▶ [Task statement]:
Below are the entries; count the lines in them that contain the word "JSON" and give only the number.

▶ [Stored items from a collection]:

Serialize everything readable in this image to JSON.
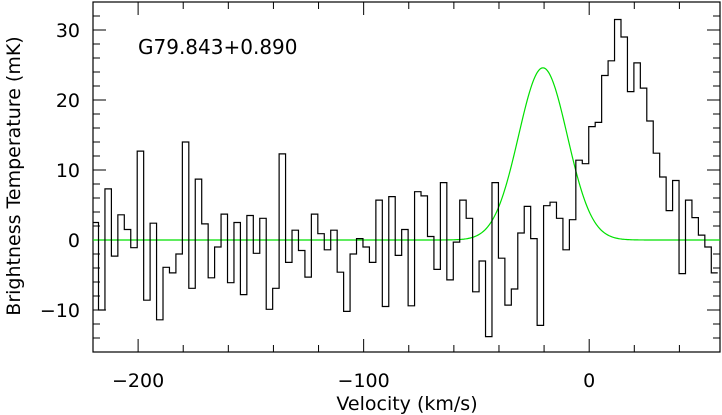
{
  "chart_data": {
    "type": "line",
    "xlabel": "Velocity (km/s)",
    "ylabel": "Brightness Temperature (mK)",
    "xlim": [
      -220,
      58
    ],
    "ylim": [
      -16,
      34
    ],
    "x_ticks": [
      -200,
      -100,
      0
    ],
    "x_tick_labels": [
      "−200",
      "−100",
      "0"
    ],
    "y_ticks": [
      -10,
      0,
      10,
      20,
      30
    ],
    "y_tick_labels": [
      "−10",
      "0",
      "10",
      "20",
      "30"
    ],
    "annotation": "G79.843+0.890",
    "grid": false,
    "series": [
      {
        "style": "step",
        "color": "#000000",
        "x": [
          -218.99,
          -216.13,
          -213.27,
          -210.41,
          -207.55,
          -204.69,
          -201.83,
          -198.97,
          -196.11,
          -193.25,
          -190.39,
          -187.53,
          -184.67,
          -181.81,
          -178.95,
          -176.09,
          -173.23,
          -170.37,
          -167.51,
          -164.65,
          -161.79,
          -158.93,
          -156.07,
          -153.21,
          -150.35,
          -147.49,
          -144.63,
          -141.77,
          -138.91,
          -136.05,
          -133.19,
          -130.33,
          -127.47,
          -124.61,
          -121.75,
          -118.89,
          -116.03,
          -113.17,
          -110.31,
          -107.45,
          -104.59,
          -101.73,
          -98.87,
          -96.01,
          -93.15,
          -90.29,
          -87.43,
          -84.57,
          -81.71,
          -78.85,
          -75.99,
          -73.13,
          -70.27,
          -67.41,
          -64.55,
          -61.69,
          -58.83,
          -55.97,
          -53.11,
          -50.25,
          -47.39,
          -44.53,
          -41.67,
          -38.81,
          -35.95,
          -33.09,
          -30.23,
          -27.37,
          -24.51,
          -21.65,
          -18.79,
          -15.93,
          -13.07,
          -10.21,
          -7.35,
          -4.49,
          -1.63,
          1.23,
          4.09,
          6.95,
          9.81,
          12.67,
          15.53,
          18.39,
          21.25,
          24.11,
          26.97,
          29.83,
          32.69,
          35.55,
          38.41,
          41.27,
          44.13,
          46.99,
          49.85,
          52.71,
          55.57
        ],
        "y": [
          2.5,
          -10,
          7.3,
          -2.3,
          3.6,
          1.5,
          -1.1,
          12.7,
          -8.6,
          2.4,
          -11.4,
          -3.9,
          -4.7,
          -2.0,
          14.0,
          -6.9,
          8.7,
          2.3,
          -5.4,
          -1.0,
          3.7,
          -6.1,
          2.5,
          -7.8,
          3.5,
          -1.9,
          3.1,
          -9.9,
          -6.9,
          12.3,
          -3.2,
          1.4,
          -1.5,
          -5.3,
          3.7,
          0.9,
          -1.4,
          1.4,
          -4.6,
          -10.2,
          -2.0,
          0.2,
          -1.0,
          -3.2,
          5.7,
          -9.5,
          6.2,
          -2.2,
          1.5,
          -9.4,
          6.9,
          6.3,
          0.5,
          -4.2,
          8.2,
          -5.7,
          -0.3,
          5.7,
          3.1,
          -7.4,
          -3.0,
          -13.8,
          8.2,
          -2.6,
          -9.3,
          -7.0,
          1.0,
          4.8,
          0.2,
          -12.2,
          4.9,
          5.4,
          3.1,
          -1.4,
          2.9,
          11.4,
          10.9,
          16.2,
          16.8,
          23.5,
          25.6,
          31.5,
          29.0,
          21.2,
          25.3,
          21.7,
          17.0,
          12.4,
          9.0,
          4.2,
          8.5,
          -4.8,
          5.7,
          3.2,
          0.7,
          -1.0,
          -4.7
        ]
      },
      {
        "style": "line",
        "color": "#00e000",
        "gaussian": {
          "amplitude": 24.6,
          "center": -20.5,
          "sigma": 10.8
        },
        "x_range": [
          -220,
          58
        ]
      }
    ]
  }
}
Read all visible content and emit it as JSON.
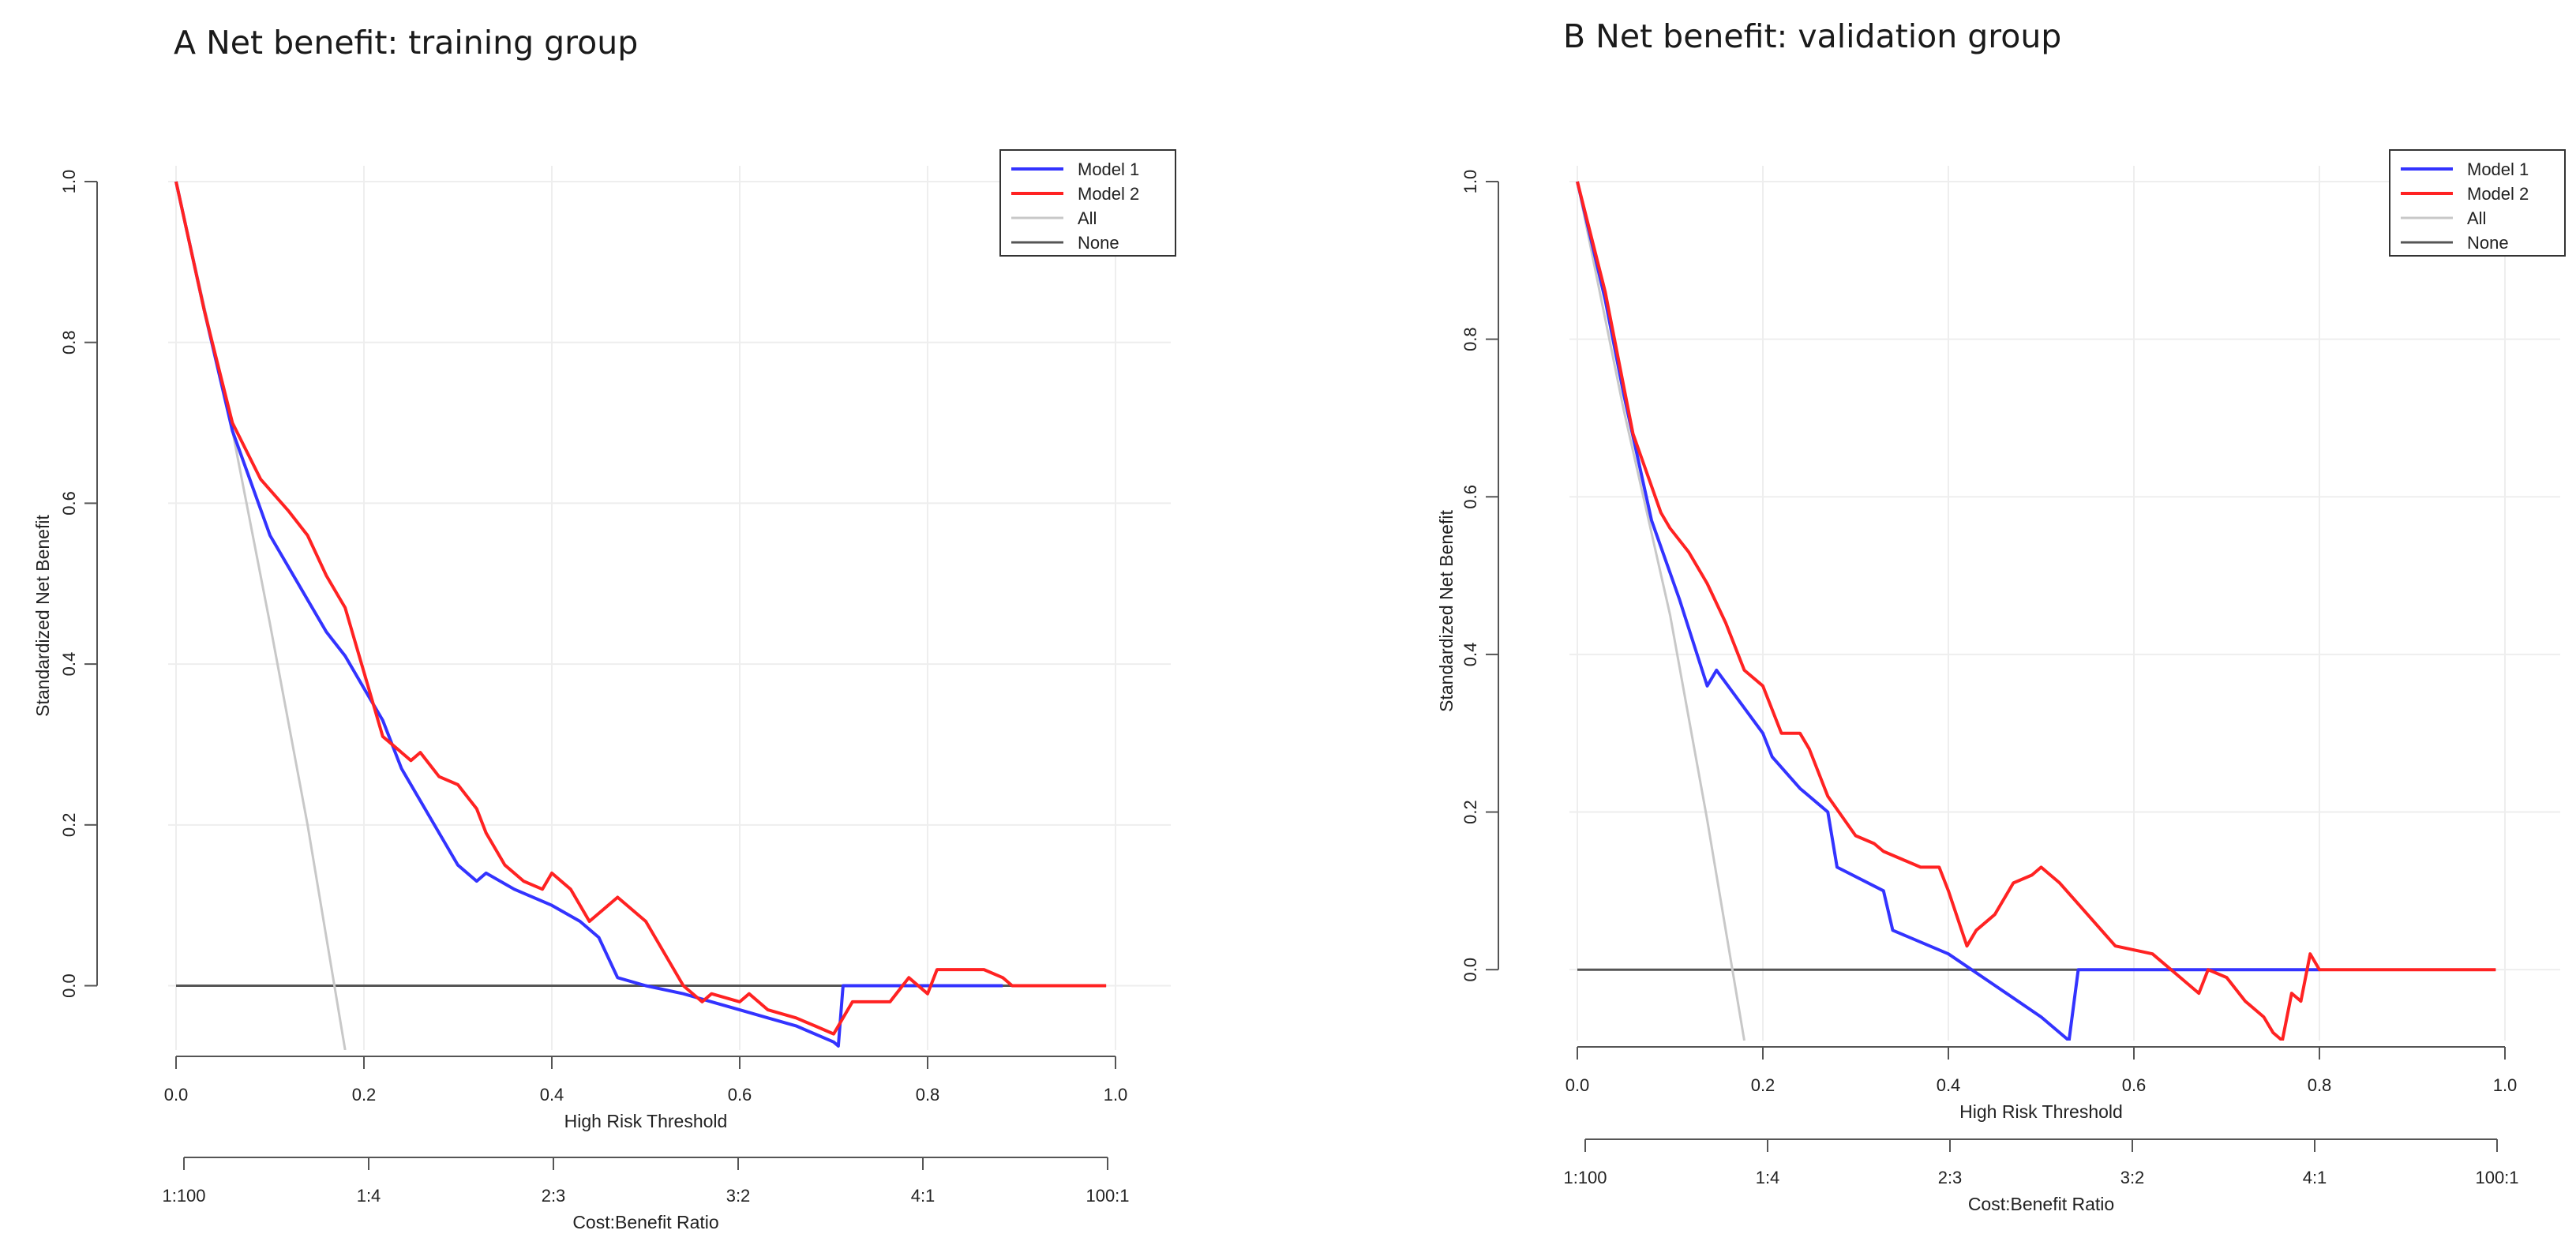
{
  "panels": [
    {
      "title": "A Net benefit: training group"
    },
    {
      "title": "B Net benefit: validation group"
    }
  ],
  "colors": {
    "model1": "#3333ff",
    "model2": "#ff2222",
    "all": "#c8c8c8",
    "none": "#555555",
    "grid": "#eeeeee"
  },
  "chart_data": [
    {
      "type": "line",
      "title": "A Net benefit: training group",
      "xlabel": "High Risk Threshold",
      "ylabel": "Standardized Net Benefit",
      "xlim": [
        0,
        1
      ],
      "ylim": [
        -0.08,
        1.0
      ],
      "x_ticks": [
        "0.0",
        "0.2",
        "0.4",
        "0.6",
        "0.8",
        "1.0"
      ],
      "y_ticks": [
        "0.0",
        "0.2",
        "0.4",
        "0.6",
        "0.8",
        "1.0"
      ],
      "secondary_axis": {
        "label": "Cost:Benefit Ratio",
        "ticks": [
          "1:100",
          "1:4",
          "2:3",
          "3:2",
          "4:1",
          "100:1"
        ]
      },
      "grid": true,
      "legend_position": "top-right",
      "legend": [
        "Model 1",
        "Model 2",
        "All",
        "None"
      ],
      "series": [
        {
          "name": "Model 1",
          "x": [
            0,
            0.03,
            0.06,
            0.1,
            0.13,
            0.16,
            0.18,
            0.2,
            0.22,
            0.24,
            0.27,
            0.3,
            0.32,
            0.33,
            0.36,
            0.4,
            0.43,
            0.45,
            0.47,
            0.5,
            0.54,
            0.57,
            0.6,
            0.63,
            0.66,
            0.7,
            0.705,
            0.71,
            0.75,
            0.8,
            0.88
          ],
          "y": [
            1.0,
            0.84,
            0.69,
            0.56,
            0.5,
            0.44,
            0.41,
            0.37,
            0.33,
            0.27,
            0.21,
            0.15,
            0.13,
            0.14,
            0.12,
            0.1,
            0.08,
            0.06,
            0.01,
            0.0,
            -0.01,
            -0.02,
            -0.03,
            -0.04,
            -0.05,
            -0.07,
            -0.075,
            0.0,
            0.0,
            0.0,
            0.0
          ]
        },
        {
          "name": "Model 2",
          "x": [
            0,
            0.03,
            0.06,
            0.09,
            0.12,
            0.14,
            0.16,
            0.18,
            0.2,
            0.22,
            0.24,
            0.25,
            0.26,
            0.28,
            0.3,
            0.32,
            0.33,
            0.35,
            0.37,
            0.39,
            0.4,
            0.42,
            0.44,
            0.46,
            0.47,
            0.5,
            0.52,
            0.54,
            0.56,
            0.57,
            0.6,
            0.61,
            0.63,
            0.66,
            0.68,
            0.7,
            0.71,
            0.72,
            0.76,
            0.78,
            0.8,
            0.81,
            0.86,
            0.88,
            0.89,
            0.99
          ],
          "y": [
            1.0,
            0.84,
            0.7,
            0.63,
            0.59,
            0.56,
            0.51,
            0.47,
            0.39,
            0.31,
            0.29,
            0.28,
            0.29,
            0.26,
            0.25,
            0.22,
            0.19,
            0.15,
            0.13,
            0.12,
            0.14,
            0.12,
            0.08,
            0.1,
            0.11,
            0.08,
            0.04,
            0.0,
            -0.02,
            -0.01,
            -0.02,
            -0.01,
            -0.03,
            -0.04,
            -0.05,
            -0.06,
            -0.04,
            -0.02,
            -0.02,
            0.01,
            -0.01,
            0.02,
            0.02,
            0.01,
            0.0,
            0.0
          ]
        },
        {
          "name": "All",
          "x": [
            0,
            0.06,
            0.1,
            0.14,
            0.18
          ],
          "y": [
            1.0,
            0.69,
            0.45,
            0.2,
            -0.08
          ]
        },
        {
          "name": "None",
          "x": [
            0,
            0.99
          ],
          "y": [
            0.0,
            0.0
          ]
        }
      ]
    },
    {
      "type": "line",
      "title": "B Net benefit: validation group",
      "xlabel": "High Risk Threshold",
      "ylabel": "Standardized Net Benefit",
      "xlim": [
        0,
        1
      ],
      "ylim": [
        -0.09,
        1.0
      ],
      "x_ticks": [
        "0.0",
        "0.2",
        "0.4",
        "0.6",
        "0.8",
        "1.0"
      ],
      "y_ticks": [
        "0.0",
        "0.2",
        "0.4",
        "0.6",
        "0.8",
        "1.0"
      ],
      "secondary_axis": {
        "label": "Cost:Benefit Ratio",
        "ticks": [
          "1:100",
          "1:4",
          "2:3",
          "3:2",
          "4:1",
          "100:1"
        ]
      },
      "grid": true,
      "legend_position": "top-right",
      "legend": [
        "Model 1",
        "Model 2",
        "All",
        "None"
      ],
      "series": [
        {
          "name": "Model 1",
          "x": [
            0,
            0.03,
            0.05,
            0.08,
            0.11,
            0.14,
            0.15,
            0.2,
            0.21,
            0.24,
            0.27,
            0.28,
            0.33,
            0.34,
            0.4,
            0.45,
            0.5,
            0.53,
            0.54,
            0.6,
            0.7,
            0.8
          ],
          "y": [
            1.0,
            0.85,
            0.73,
            0.57,
            0.47,
            0.36,
            0.38,
            0.3,
            0.27,
            0.23,
            0.2,
            0.13,
            0.1,
            0.05,
            0.02,
            -0.02,
            -0.06,
            -0.09,
            0.0,
            0.0,
            0.0,
            0.0
          ]
        },
        {
          "name": "Model 2",
          "x": [
            0,
            0.03,
            0.06,
            0.09,
            0.1,
            0.12,
            0.14,
            0.16,
            0.18,
            0.2,
            0.22,
            0.24,
            0.25,
            0.27,
            0.3,
            0.32,
            0.33,
            0.35,
            0.37,
            0.39,
            0.4,
            0.42,
            0.43,
            0.45,
            0.47,
            0.49,
            0.5,
            0.52,
            0.55,
            0.58,
            0.62,
            0.65,
            0.67,
            0.68,
            0.7,
            0.72,
            0.74,
            0.75,
            0.76,
            0.77,
            0.78,
            0.79,
            0.8,
            0.99
          ],
          "y": [
            1.0,
            0.86,
            0.68,
            0.58,
            0.56,
            0.53,
            0.49,
            0.44,
            0.38,
            0.36,
            0.3,
            0.3,
            0.28,
            0.22,
            0.17,
            0.16,
            0.15,
            0.14,
            0.13,
            0.13,
            0.1,
            0.03,
            0.05,
            0.07,
            0.11,
            0.12,
            0.13,
            0.11,
            0.07,
            0.03,
            0.02,
            -0.01,
            -0.03,
            0.0,
            -0.01,
            -0.04,
            -0.06,
            -0.08,
            -0.09,
            -0.03,
            -0.04,
            0.02,
            0.0,
            0.0
          ]
        },
        {
          "name": "All",
          "x": [
            0,
            0.05,
            0.1,
            0.14,
            0.18
          ],
          "y": [
            1.0,
            0.71,
            0.45,
            0.19,
            -0.09
          ]
        },
        {
          "name": "None",
          "x": [
            0,
            0.99
          ],
          "y": [
            0.0,
            0.0
          ]
        }
      ]
    }
  ]
}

▶ [Output]:
2